Stored data
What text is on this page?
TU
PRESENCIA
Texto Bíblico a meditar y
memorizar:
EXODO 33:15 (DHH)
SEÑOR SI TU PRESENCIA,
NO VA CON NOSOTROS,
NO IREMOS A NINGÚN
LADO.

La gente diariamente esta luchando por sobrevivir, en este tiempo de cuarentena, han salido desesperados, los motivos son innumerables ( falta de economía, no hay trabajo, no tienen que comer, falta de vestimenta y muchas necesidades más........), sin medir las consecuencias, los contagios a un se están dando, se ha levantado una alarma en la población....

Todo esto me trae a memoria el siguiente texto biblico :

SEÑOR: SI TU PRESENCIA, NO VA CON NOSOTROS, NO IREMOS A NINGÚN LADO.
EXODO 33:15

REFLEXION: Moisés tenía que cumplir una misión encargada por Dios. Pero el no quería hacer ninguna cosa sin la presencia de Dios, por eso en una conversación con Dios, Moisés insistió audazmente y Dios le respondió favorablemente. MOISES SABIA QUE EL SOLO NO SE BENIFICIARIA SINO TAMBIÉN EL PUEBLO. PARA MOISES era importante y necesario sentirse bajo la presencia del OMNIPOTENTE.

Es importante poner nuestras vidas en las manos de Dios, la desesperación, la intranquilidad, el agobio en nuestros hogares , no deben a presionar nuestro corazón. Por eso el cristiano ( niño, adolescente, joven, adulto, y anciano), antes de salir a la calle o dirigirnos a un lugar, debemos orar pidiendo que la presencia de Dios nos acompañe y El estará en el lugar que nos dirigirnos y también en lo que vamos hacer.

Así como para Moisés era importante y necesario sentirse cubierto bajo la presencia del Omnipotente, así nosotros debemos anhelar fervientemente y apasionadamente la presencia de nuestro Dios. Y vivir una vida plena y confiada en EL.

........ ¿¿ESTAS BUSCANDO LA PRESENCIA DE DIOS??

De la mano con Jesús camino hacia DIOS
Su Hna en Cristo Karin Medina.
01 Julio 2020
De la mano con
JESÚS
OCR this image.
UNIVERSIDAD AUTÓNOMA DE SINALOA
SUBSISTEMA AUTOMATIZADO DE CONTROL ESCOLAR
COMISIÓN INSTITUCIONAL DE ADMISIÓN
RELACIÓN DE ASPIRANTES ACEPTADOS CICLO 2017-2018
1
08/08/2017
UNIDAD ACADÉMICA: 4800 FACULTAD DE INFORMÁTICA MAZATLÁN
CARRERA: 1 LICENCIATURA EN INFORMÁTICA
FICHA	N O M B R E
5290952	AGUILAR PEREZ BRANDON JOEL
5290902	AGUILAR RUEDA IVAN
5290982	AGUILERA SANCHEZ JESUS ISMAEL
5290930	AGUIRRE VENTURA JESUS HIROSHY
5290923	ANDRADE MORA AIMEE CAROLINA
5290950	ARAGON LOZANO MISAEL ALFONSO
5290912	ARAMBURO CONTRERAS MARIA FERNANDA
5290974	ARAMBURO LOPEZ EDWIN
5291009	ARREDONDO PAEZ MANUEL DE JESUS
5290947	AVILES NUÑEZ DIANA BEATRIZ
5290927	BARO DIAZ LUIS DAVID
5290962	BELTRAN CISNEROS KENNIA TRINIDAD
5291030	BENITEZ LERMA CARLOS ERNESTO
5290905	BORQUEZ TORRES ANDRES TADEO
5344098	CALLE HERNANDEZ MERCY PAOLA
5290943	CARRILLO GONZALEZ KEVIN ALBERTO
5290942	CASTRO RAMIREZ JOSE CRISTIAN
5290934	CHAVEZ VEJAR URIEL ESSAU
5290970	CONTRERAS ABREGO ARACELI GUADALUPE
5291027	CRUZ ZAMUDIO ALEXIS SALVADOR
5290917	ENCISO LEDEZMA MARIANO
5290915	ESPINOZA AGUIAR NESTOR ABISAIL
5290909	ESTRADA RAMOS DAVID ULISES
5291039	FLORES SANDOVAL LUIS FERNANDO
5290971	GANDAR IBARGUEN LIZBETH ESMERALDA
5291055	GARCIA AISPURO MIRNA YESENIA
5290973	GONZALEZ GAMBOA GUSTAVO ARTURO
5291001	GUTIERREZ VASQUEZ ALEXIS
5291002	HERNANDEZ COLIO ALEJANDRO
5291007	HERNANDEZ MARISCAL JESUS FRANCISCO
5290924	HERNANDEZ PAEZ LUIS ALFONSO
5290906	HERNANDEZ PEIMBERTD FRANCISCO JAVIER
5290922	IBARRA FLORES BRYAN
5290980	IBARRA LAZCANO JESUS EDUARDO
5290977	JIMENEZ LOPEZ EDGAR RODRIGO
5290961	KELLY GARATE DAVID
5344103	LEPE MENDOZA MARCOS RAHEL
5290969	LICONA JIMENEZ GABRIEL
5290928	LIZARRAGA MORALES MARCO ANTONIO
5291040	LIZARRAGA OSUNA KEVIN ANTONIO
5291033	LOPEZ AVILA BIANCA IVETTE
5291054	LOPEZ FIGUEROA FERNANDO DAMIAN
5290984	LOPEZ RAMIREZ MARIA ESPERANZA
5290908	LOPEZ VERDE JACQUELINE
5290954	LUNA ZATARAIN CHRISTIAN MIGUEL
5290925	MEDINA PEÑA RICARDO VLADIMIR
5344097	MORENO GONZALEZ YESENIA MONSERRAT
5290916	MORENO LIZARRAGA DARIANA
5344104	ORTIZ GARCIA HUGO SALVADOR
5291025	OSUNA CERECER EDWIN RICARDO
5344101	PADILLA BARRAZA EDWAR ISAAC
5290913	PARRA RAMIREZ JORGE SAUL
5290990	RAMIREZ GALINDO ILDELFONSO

Set task
What is the number of lines containing "INFORMÁTICA"? Give that number only.

Solution to this task
2